● AIM
Copy the data that follows, character for character, minus the pictures.

● TASK INPUTS
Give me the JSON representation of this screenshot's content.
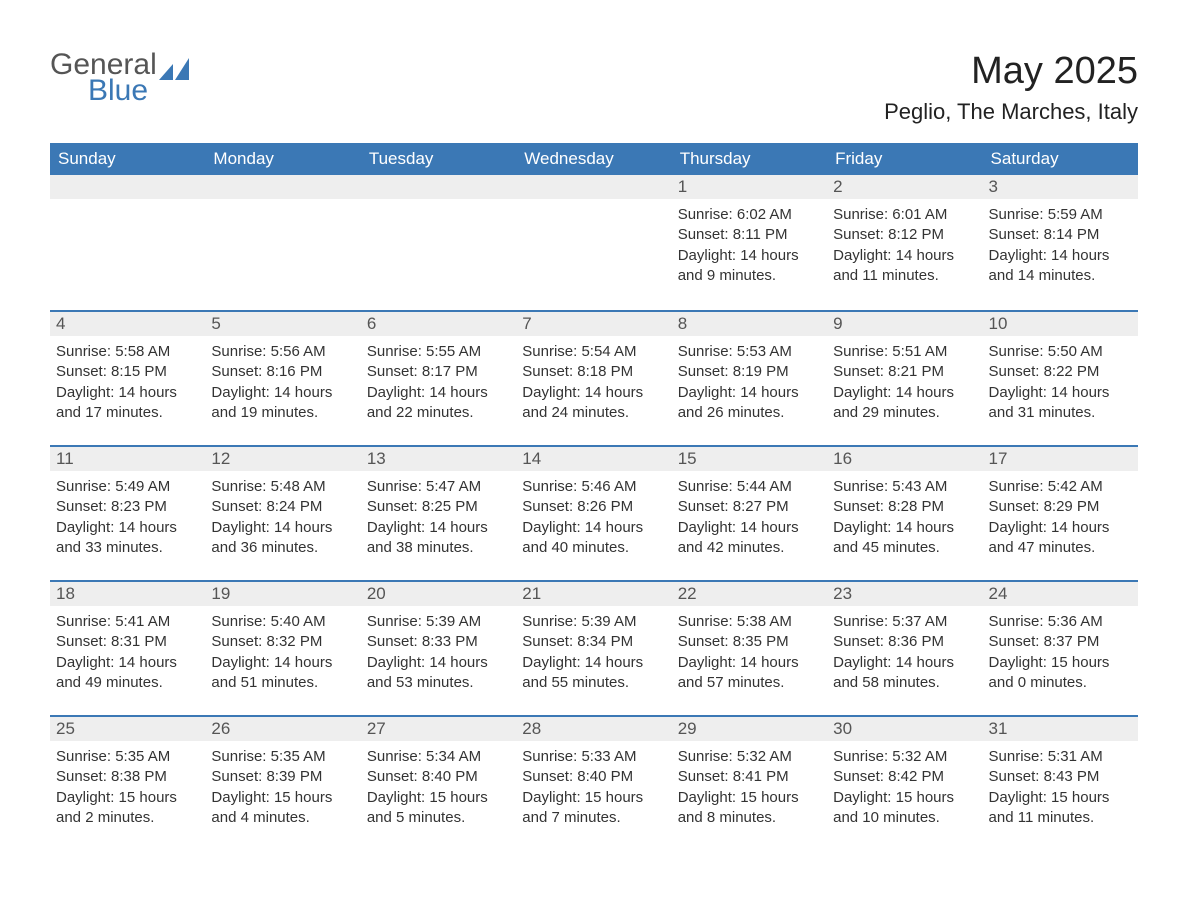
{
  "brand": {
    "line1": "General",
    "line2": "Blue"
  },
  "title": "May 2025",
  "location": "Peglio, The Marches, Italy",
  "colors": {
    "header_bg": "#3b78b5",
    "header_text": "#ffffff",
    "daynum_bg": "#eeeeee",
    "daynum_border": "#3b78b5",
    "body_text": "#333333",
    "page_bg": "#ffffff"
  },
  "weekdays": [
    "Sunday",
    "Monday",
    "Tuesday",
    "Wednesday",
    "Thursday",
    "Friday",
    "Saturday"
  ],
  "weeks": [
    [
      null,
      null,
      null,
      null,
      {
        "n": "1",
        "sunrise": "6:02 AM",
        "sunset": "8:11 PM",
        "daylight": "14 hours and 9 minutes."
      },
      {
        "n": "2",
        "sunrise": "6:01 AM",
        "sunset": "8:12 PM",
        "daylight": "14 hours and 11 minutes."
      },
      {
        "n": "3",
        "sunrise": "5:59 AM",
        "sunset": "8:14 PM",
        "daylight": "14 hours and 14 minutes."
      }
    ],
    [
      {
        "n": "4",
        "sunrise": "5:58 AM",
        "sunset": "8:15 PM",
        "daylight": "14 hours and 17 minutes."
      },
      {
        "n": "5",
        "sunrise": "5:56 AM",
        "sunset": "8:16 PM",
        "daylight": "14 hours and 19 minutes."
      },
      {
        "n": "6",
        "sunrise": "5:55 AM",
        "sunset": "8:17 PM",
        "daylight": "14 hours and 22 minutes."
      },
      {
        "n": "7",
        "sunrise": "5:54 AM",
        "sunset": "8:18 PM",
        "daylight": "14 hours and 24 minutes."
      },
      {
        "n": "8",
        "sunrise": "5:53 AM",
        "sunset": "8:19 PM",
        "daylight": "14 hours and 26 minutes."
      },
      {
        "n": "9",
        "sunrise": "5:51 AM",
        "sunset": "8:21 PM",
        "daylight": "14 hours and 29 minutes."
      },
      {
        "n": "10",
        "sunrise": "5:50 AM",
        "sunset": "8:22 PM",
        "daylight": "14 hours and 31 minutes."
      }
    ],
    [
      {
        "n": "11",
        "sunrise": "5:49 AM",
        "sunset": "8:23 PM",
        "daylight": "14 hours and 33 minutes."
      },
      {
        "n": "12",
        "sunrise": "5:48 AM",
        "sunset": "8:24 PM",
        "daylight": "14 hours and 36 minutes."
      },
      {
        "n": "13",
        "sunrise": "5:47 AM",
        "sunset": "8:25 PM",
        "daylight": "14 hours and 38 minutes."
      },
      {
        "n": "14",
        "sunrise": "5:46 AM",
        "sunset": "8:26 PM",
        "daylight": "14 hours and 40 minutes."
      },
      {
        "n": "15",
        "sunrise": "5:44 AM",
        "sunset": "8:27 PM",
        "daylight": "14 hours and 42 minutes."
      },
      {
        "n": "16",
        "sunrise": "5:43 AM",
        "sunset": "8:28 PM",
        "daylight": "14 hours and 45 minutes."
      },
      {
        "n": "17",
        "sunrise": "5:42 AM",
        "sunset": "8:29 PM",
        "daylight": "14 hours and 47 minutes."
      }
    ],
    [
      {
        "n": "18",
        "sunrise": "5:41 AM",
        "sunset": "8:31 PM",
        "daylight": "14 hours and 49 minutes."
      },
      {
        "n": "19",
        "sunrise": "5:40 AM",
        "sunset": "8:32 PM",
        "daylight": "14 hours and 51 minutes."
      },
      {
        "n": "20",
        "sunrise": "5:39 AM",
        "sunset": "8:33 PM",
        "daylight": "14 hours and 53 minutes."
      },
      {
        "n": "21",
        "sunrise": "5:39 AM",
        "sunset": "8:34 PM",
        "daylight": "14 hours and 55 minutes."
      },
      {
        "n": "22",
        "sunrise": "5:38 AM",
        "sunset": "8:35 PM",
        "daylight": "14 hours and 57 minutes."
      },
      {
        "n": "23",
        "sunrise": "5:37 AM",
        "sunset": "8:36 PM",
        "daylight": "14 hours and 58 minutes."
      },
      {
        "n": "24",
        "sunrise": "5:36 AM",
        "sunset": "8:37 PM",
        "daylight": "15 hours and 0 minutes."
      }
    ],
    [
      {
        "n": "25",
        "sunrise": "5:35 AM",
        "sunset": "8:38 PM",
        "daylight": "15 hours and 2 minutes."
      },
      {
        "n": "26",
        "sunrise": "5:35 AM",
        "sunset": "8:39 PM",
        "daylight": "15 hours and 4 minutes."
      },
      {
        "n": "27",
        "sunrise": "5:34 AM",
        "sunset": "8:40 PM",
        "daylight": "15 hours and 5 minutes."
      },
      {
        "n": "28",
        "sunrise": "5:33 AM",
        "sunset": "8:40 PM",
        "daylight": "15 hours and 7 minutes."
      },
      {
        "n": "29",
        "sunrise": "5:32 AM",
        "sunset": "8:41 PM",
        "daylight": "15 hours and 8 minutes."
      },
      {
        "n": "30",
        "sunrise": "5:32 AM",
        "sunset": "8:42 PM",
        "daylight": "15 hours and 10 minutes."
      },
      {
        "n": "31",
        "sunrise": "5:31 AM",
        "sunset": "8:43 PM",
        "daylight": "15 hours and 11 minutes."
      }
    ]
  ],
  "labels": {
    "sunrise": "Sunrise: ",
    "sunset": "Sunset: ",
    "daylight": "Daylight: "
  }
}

● TASK SOLUTION
Give me the JSON representation of this screenshot's content.
{
  "brand": {
    "line1": "General",
    "line2": "Blue"
  },
  "title": "May 2025",
  "location": "Peglio, The Marches, Italy",
  "colors": {
    "header_bg": "#3b78b5",
    "header_text": "#ffffff",
    "daynum_bg": "#eeeeee",
    "daynum_border": "#3b78b5",
    "body_text": "#333333",
    "page_bg": "#ffffff"
  },
  "weekdays": [
    "Sunday",
    "Monday",
    "Tuesday",
    "Wednesday",
    "Thursday",
    "Friday",
    "Saturday"
  ],
  "weeks": [
    [
      null,
      null,
      null,
      null,
      {
        "n": "1",
        "sunrise": "6:02 AM",
        "sunset": "8:11 PM",
        "daylight": "14 hours and 9 minutes."
      },
      {
        "n": "2",
        "sunrise": "6:01 AM",
        "sunset": "8:12 PM",
        "daylight": "14 hours and 11 minutes."
      },
      {
        "n": "3",
        "sunrise": "5:59 AM",
        "sunset": "8:14 PM",
        "daylight": "14 hours and 14 minutes."
      }
    ],
    [
      {
        "n": "4",
        "sunrise": "5:58 AM",
        "sunset": "8:15 PM",
        "daylight": "14 hours and 17 minutes."
      },
      {
        "n": "5",
        "sunrise": "5:56 AM",
        "sunset": "8:16 PM",
        "daylight": "14 hours and 19 minutes."
      },
      {
        "n": "6",
        "sunrise": "5:55 AM",
        "sunset": "8:17 PM",
        "daylight": "14 hours and 22 minutes."
      },
      {
        "n": "7",
        "sunrise": "5:54 AM",
        "sunset": "8:18 PM",
        "daylight": "14 hours and 24 minutes."
      },
      {
        "n": "8",
        "sunrise": "5:53 AM",
        "sunset": "8:19 PM",
        "daylight": "14 hours and 26 minutes."
      },
      {
        "n": "9",
        "sunrise": "5:51 AM",
        "sunset": "8:21 PM",
        "daylight": "14 hours and 29 minutes."
      },
      {
        "n": "10",
        "sunrise": "5:50 AM",
        "sunset": "8:22 PM",
        "daylight": "14 hours and 31 minutes."
      }
    ],
    [
      {
        "n": "11",
        "sunrise": "5:49 AM",
        "sunset": "8:23 PM",
        "daylight": "14 hours and 33 minutes."
      },
      {
        "n": "12",
        "sunrise": "5:48 AM",
        "sunset": "8:24 PM",
        "daylight": "14 hours and 36 minutes."
      },
      {
        "n": "13",
        "sunrise": "5:47 AM",
        "sunset": "8:25 PM",
        "daylight": "14 hours and 38 minutes."
      },
      {
        "n": "14",
        "sunrise": "5:46 AM",
        "sunset": "8:26 PM",
        "daylight": "14 hours and 40 minutes."
      },
      {
        "n": "15",
        "sunrise": "5:44 AM",
        "sunset": "8:27 PM",
        "daylight": "14 hours and 42 minutes."
      },
      {
        "n": "16",
        "sunrise": "5:43 AM",
        "sunset": "8:28 PM",
        "daylight": "14 hours and 45 minutes."
      },
      {
        "n": "17",
        "sunrise": "5:42 AM",
        "sunset": "8:29 PM",
        "daylight": "14 hours and 47 minutes."
      }
    ],
    [
      {
        "n": "18",
        "sunrise": "5:41 AM",
        "sunset": "8:31 PM",
        "daylight": "14 hours and 49 minutes."
      },
      {
        "n": "19",
        "sunrise": "5:40 AM",
        "sunset": "8:32 PM",
        "daylight": "14 hours and 51 minutes."
      },
      {
        "n": "20",
        "sunrise": "5:39 AM",
        "sunset": "8:33 PM",
        "daylight": "14 hours and 53 minutes."
      },
      {
        "n": "21",
        "sunrise": "5:39 AM",
        "sunset": "8:34 PM",
        "daylight": "14 hours and 55 minutes."
      },
      {
        "n": "22",
        "sunrise": "5:38 AM",
        "sunset": "8:35 PM",
        "daylight": "14 hours and 57 minutes."
      },
      {
        "n": "23",
        "sunrise": "5:37 AM",
        "sunset": "8:36 PM",
        "daylight": "14 hours and 58 minutes."
      },
      {
        "n": "24",
        "sunrise": "5:36 AM",
        "sunset": "8:37 PM",
        "daylight": "15 hours and 0 minutes."
      }
    ],
    [
      {
        "n": "25",
        "sunrise": "5:35 AM",
        "sunset": "8:38 PM",
        "daylight": "15 hours and 2 minutes."
      },
      {
        "n": "26",
        "sunrise": "5:35 AM",
        "sunset": "8:39 PM",
        "daylight": "15 hours and 4 minutes."
      },
      {
        "n": "27",
        "sunrise": "5:34 AM",
        "sunset": "8:40 PM",
        "daylight": "15 hours and 5 minutes."
      },
      {
        "n": "28",
        "sunrise": "5:33 AM",
        "sunset": "8:40 PM",
        "daylight": "15 hours and 7 minutes."
      },
      {
        "n": "29",
        "sunrise": "5:32 AM",
        "sunset": "8:41 PM",
        "daylight": "15 hours and 8 minutes."
      },
      {
        "n": "30",
        "sunrise": "5:32 AM",
        "sunset": "8:42 PM",
        "daylight": "15 hours and 10 minutes."
      },
      {
        "n": "31",
        "sunrise": "5:31 AM",
        "sunset": "8:43 PM",
        "daylight": "15 hours and 11 minutes."
      }
    ]
  ],
  "labels": {
    "sunrise": "Sunrise: ",
    "sunset": "Sunset: ",
    "daylight": "Daylight: "
  }
}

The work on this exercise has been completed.